WORK INSTRUCTIONS: Repeat the records word for word, excluding any picture.

GIVEN RECORDS:

▬▬▬▬▬▬

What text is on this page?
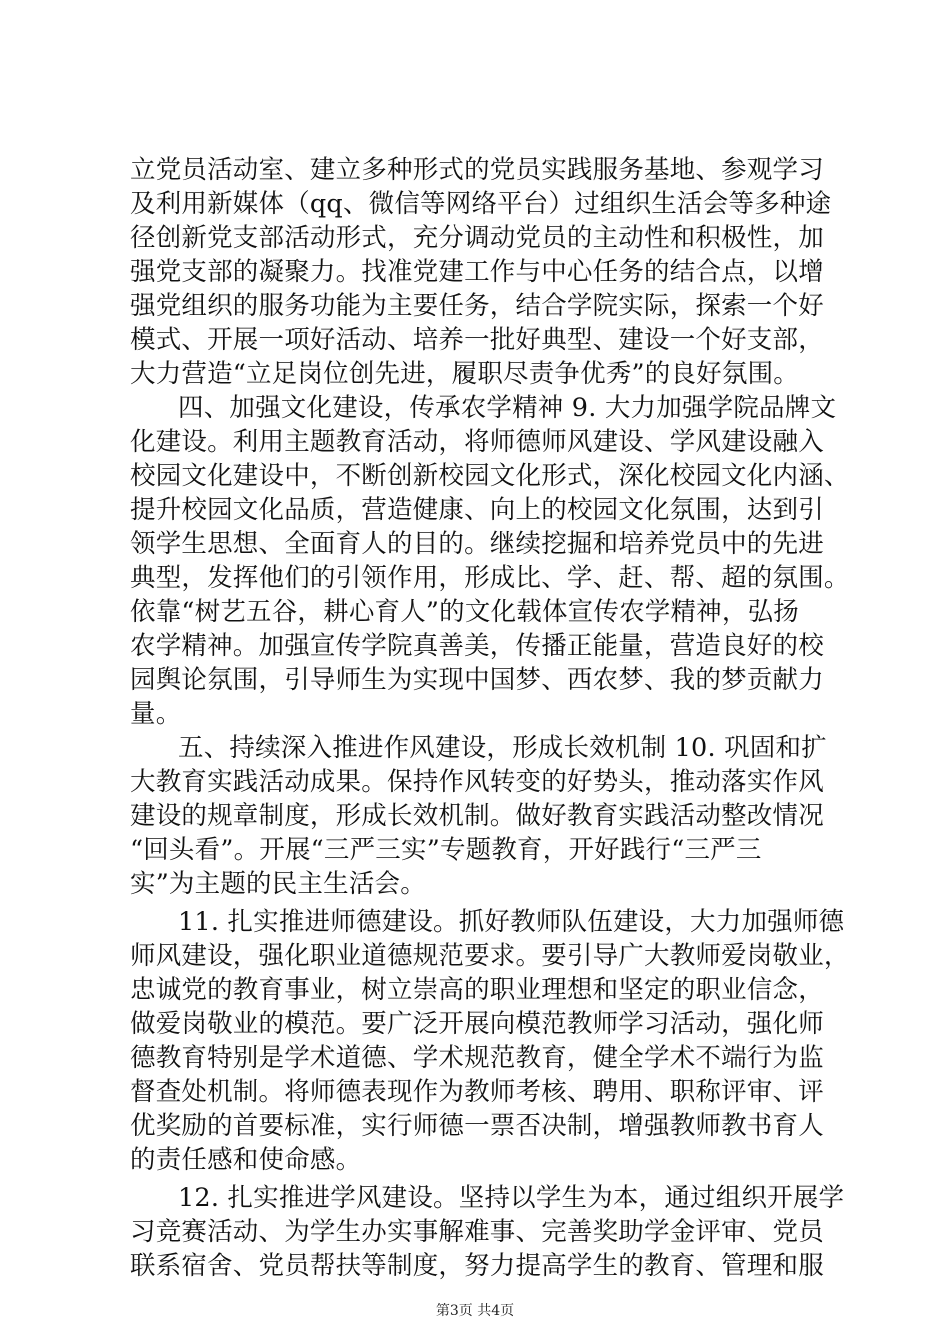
立党员活动室、建立多种形式的党员实践服务基地、参观学习
及利用新媒体（qq、微信等网络平台）过组织生活会等多种途
径创新党支部活动形式，充分调动党员的主动性和积极性，加
强党支部的凝聚力。找准党建工作与中心任务的结合点，以增
强党组织的服务功能为主要任务，结合学院实际，探索一个好
模式、开展一项好活动、培养一批好典型、建设一个好支部，
大力营造“立足岗位创先进，履职尽责争优秀”的良好氛围。
四、加强文化建设，传承农学精神 9. 大力加强学院品牌文
化建设。利用主题教育活动，将师德师风建设、学风建设融入
校园文化建设中，不断创新校园文化形式，深化校园文化内涵、
提升校园文化品质，营造健康、向上的校园文化氛围，达到引
领学生思想、全面育人的目的。继续挖掘和培养党员中的先进
典型，发挥他们的引领作用，形成比、学、赶、帮、超的氛围。
依靠“树艺五谷，耕心育人”的文化载体宣传农学精神，弘扬
农学精神。加强宣传学院真善美，传播正能量，营造良好的校
园舆论氛围，引导师生为实现中国梦、西农梦、我的梦贡献力
量。
五、持续深入推进作风建设，形成长效机制 10. 巩固和扩
大教育实践活动成果。保持作风转变的好势头，推动落实作风
建设的规章制度，形成长效机制。做好教育实践活动整改情况
“回头看”。开展“三严三实”专题教育，开好践行“三严三
实”为主题的民主生活会。
11. 扎实推进师德建设。抓好教师队伍建设，大力加强师德
师风建设，强化职业道德规范要求。要引导广大教师爱岗敬业，
忠诚党的教育事业，树立崇高的职业理想和坚定的职业信念，
做爱岗敬业的模范。要广泛开展向模范教师学习活动，强化师
德教育特别是学术道德、学术规范教育，健全学术不端行为监
督查处机制。将师德表现作为教师考核、聘用、职称评审、评
优奖励的首要标准，实行师德一票否决制，增强教师教书育人
的责任感和使命感。
12. 扎实推进学风建设。坚持以学生为本，通过组织开展学
习竞赛活动、为学生办实事解难事、完善奖助学金评审、党员
联系宿舍、党员帮扶等制度，努力提高学生的教育、管理和服
第3页 共4页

▬▬▬▬▬▬

SOLUTION TO THE PROBLEM:
What text is on this page?
立党员活动室、建立多种形式的党员实践服务基地、参观学习
及利用新媒体（qq、微信等网络平台）过组织生活会等多种途
径创新党支部活动形式，充分调动党员的主动性和积极性，加
强党支部的凝聚力。找准党建工作与中心任务的结合点，以增
强党组织的服务功能为主要任务，结合学院实际，探索一个好
模式、开展一项好活动、培养一批好典型、建设一个好支部，
大力营造“立足岗位创先进，履职尽责争优秀”的良好氛围。
四、加强文化建设，传承农学精神 9. 大力加强学院品牌文
化建设。利用主题教育活动，将师德师风建设、学风建设融入
校园文化建设中，不断创新校园文化形式，深化校园文化内涵、
提升校园文化品质，营造健康、向上的校园文化氛围，达到引
领学生思想、全面育人的目的。继续挖掘和培养党员中的先进
典型，发挥他们的引领作用，形成比、学、赶、帮、超的氛围。
依靠“树艺五谷，耕心育人”的文化载体宣传农学精神，弘扬
农学精神。加强宣传学院真善美，传播正能量，营造良好的校
园舆论氛围，引导师生为实现中国梦、西农梦、我的梦贡献力
量。
五、持续深入推进作风建设，形成长效机制 10. 巩固和扩
大教育实践活动成果。保持作风转变的好势头，推动落实作风
建设的规章制度，形成长效机制。做好教育实践活动整改情况
“回头看”。开展“三严三实”专题教育，开好践行“三严三
实”为主题的民主生活会。
11. 扎实推进师德建设。抓好教师队伍建设，大力加强师德
师风建设，强化职业道德规范要求。要引导广大教师爱岗敬业，
忠诚党的教育事业，树立崇高的职业理想和坚定的职业信念，
做爱岗敬业的模范。要广泛开展向模范教师学习活动，强化师
德教育特别是学术道德、学术规范教育，健全学术不端行为监
督查处机制。将师德表现作为教师考核、聘用、职称评审、评
优奖励的首要标准，实行师德一票否决制，增强教师教书育人
的责任感和使命感。
12. 扎实推进学风建设。坚持以学生为本，通过组织开展学
习竞赛活动、为学生办实事解难事、完善奖助学金评审、党员
联系宿舍、党员帮扶等制度，努力提高学生的教育、管理和服
第3页 共4页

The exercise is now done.